▶ PROBLEM TO SOLVE:
Do any lines in the data below contain "Output"? If so, copy every one of them.

##### MATERIAL SUPPLIED #####

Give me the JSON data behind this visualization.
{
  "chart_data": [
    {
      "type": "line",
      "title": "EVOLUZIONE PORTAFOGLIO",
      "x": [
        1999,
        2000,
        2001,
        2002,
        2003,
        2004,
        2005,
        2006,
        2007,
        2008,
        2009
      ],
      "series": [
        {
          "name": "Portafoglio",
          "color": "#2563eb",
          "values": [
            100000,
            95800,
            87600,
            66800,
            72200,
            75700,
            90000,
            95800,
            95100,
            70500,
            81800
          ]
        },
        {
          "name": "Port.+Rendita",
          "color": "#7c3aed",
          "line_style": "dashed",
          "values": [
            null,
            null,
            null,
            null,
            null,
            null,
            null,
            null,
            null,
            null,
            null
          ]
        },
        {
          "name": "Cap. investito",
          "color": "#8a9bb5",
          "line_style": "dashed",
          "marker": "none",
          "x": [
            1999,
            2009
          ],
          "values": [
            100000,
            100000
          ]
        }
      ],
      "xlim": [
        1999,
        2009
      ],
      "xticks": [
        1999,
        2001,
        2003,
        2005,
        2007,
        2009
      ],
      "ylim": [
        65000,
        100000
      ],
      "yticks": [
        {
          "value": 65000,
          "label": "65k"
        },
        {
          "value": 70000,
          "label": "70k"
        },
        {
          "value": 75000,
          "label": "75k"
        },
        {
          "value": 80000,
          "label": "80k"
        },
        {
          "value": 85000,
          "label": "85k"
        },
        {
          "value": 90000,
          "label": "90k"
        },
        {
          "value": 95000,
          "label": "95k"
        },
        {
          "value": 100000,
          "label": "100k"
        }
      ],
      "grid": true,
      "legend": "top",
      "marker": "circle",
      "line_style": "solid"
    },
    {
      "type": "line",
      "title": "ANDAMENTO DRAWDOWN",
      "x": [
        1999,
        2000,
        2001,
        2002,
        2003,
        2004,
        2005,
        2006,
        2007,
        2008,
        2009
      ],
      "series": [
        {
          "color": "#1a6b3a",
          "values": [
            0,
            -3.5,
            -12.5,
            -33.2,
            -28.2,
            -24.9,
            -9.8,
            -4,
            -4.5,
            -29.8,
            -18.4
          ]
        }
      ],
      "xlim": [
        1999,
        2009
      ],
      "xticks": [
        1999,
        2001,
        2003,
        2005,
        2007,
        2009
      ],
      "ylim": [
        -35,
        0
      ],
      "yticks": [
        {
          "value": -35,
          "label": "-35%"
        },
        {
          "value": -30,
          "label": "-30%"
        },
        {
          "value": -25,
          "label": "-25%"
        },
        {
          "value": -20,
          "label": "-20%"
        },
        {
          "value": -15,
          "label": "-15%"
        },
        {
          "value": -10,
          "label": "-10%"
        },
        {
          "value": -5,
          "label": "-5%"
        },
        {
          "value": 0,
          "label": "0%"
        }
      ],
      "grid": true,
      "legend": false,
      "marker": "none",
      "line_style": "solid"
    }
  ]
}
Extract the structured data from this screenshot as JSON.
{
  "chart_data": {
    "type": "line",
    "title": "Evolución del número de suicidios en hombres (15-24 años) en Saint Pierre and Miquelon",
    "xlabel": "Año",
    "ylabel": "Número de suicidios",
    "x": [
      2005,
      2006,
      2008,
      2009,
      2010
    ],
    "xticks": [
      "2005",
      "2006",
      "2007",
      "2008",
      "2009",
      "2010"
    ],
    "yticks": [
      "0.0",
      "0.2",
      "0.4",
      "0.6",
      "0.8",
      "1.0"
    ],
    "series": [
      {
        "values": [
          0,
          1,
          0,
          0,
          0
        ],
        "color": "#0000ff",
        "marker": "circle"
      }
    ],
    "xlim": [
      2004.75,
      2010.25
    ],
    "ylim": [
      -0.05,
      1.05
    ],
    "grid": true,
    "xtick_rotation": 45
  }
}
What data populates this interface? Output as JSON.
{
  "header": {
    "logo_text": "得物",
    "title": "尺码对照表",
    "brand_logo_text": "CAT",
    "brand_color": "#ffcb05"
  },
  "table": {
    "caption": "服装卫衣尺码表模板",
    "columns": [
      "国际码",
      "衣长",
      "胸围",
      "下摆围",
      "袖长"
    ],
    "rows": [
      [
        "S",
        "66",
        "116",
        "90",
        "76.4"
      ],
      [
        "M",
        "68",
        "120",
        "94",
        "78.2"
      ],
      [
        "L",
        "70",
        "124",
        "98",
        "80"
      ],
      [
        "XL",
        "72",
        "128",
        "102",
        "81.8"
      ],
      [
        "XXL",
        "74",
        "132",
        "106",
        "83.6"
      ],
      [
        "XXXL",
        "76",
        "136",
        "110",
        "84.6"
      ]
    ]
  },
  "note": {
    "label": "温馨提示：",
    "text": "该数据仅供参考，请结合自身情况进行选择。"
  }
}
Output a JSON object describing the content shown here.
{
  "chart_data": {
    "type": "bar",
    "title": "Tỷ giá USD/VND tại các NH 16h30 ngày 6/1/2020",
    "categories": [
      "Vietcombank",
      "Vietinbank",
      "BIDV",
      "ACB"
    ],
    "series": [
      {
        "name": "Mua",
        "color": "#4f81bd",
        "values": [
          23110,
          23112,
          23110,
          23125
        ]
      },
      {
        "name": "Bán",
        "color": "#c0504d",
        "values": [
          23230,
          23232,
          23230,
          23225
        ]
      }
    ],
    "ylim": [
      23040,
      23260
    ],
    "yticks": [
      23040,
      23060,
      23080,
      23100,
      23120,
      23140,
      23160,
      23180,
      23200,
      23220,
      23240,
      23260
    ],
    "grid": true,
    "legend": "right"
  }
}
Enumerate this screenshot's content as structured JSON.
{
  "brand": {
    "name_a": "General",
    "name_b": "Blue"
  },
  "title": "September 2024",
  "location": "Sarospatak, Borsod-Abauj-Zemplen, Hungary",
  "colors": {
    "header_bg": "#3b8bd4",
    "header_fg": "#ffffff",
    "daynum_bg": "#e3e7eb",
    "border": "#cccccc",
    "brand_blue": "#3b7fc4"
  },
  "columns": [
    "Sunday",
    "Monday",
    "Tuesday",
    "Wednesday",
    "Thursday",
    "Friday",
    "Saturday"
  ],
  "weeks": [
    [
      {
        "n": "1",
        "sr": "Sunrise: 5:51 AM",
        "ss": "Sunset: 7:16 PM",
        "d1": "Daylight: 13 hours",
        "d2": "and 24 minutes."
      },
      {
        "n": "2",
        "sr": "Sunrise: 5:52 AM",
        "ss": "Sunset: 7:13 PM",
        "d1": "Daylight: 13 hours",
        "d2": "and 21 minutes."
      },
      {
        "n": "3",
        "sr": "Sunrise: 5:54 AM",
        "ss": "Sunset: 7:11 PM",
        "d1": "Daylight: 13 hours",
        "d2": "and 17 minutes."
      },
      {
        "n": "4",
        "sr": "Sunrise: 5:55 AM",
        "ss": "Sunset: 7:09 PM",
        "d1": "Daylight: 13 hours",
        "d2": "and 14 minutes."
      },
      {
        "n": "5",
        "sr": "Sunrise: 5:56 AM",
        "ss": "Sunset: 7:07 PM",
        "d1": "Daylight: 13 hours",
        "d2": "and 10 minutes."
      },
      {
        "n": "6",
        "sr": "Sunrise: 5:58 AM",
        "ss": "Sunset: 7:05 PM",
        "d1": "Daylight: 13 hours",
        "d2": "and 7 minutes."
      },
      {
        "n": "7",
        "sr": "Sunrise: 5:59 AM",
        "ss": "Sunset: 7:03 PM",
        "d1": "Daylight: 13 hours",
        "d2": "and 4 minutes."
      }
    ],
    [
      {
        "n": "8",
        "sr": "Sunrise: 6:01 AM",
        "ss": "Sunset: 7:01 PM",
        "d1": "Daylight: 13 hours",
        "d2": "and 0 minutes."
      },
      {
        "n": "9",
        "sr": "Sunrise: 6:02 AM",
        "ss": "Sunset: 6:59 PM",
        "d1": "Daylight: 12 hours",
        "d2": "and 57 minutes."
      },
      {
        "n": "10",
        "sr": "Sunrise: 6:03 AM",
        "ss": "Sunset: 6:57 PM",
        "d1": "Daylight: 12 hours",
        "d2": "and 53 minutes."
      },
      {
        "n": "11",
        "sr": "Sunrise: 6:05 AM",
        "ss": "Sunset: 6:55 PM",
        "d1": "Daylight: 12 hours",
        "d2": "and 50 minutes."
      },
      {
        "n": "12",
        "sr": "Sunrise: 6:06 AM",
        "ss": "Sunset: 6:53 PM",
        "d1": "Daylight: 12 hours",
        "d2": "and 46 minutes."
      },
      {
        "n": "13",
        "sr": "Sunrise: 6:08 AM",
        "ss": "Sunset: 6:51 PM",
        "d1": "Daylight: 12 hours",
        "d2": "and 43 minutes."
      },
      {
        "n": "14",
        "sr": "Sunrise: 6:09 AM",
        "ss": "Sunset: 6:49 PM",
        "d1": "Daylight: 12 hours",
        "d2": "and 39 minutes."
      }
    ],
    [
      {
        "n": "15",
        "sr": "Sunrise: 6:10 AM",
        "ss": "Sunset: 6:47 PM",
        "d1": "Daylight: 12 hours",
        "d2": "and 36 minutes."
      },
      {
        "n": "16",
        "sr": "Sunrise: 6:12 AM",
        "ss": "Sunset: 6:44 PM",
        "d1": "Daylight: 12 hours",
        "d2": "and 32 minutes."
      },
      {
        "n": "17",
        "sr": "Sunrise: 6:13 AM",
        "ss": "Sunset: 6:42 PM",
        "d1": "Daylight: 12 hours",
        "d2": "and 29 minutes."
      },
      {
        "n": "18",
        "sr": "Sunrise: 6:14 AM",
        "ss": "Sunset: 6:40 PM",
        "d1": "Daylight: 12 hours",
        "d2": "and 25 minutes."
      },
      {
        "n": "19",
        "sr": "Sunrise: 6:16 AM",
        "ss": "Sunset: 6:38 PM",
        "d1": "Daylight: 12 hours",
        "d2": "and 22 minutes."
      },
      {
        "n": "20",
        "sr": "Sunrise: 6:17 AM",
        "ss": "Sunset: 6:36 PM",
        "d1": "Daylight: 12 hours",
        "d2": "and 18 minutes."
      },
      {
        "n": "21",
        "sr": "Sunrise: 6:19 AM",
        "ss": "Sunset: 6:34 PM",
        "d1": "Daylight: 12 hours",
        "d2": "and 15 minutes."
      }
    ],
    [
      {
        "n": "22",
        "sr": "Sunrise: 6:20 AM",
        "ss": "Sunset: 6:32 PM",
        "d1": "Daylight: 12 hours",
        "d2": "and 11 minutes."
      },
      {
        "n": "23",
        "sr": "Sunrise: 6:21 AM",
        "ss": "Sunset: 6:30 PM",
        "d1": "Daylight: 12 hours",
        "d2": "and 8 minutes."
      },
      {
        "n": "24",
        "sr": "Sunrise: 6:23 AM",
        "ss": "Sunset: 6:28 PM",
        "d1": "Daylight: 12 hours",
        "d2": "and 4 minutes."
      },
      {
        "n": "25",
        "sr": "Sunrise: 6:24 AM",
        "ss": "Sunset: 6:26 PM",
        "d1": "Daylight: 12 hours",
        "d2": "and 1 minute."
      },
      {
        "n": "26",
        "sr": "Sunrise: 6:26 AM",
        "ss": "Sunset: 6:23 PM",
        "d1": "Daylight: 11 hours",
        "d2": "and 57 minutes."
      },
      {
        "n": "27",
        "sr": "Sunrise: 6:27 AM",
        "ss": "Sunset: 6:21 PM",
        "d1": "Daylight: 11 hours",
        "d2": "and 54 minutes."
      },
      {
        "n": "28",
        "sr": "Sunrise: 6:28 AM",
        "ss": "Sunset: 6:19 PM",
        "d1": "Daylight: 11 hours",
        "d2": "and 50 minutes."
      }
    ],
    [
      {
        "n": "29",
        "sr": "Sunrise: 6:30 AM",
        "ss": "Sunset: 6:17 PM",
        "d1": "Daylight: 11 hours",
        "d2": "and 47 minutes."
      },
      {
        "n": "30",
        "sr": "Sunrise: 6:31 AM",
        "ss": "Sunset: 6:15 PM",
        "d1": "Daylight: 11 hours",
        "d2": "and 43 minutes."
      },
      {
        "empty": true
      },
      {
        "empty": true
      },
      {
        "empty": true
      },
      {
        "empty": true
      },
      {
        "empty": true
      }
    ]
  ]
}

#####

▶ RESULT OF THIS TASK:
What data populates this interface? Output as JSON.
Output a JSON object describing the content shown here.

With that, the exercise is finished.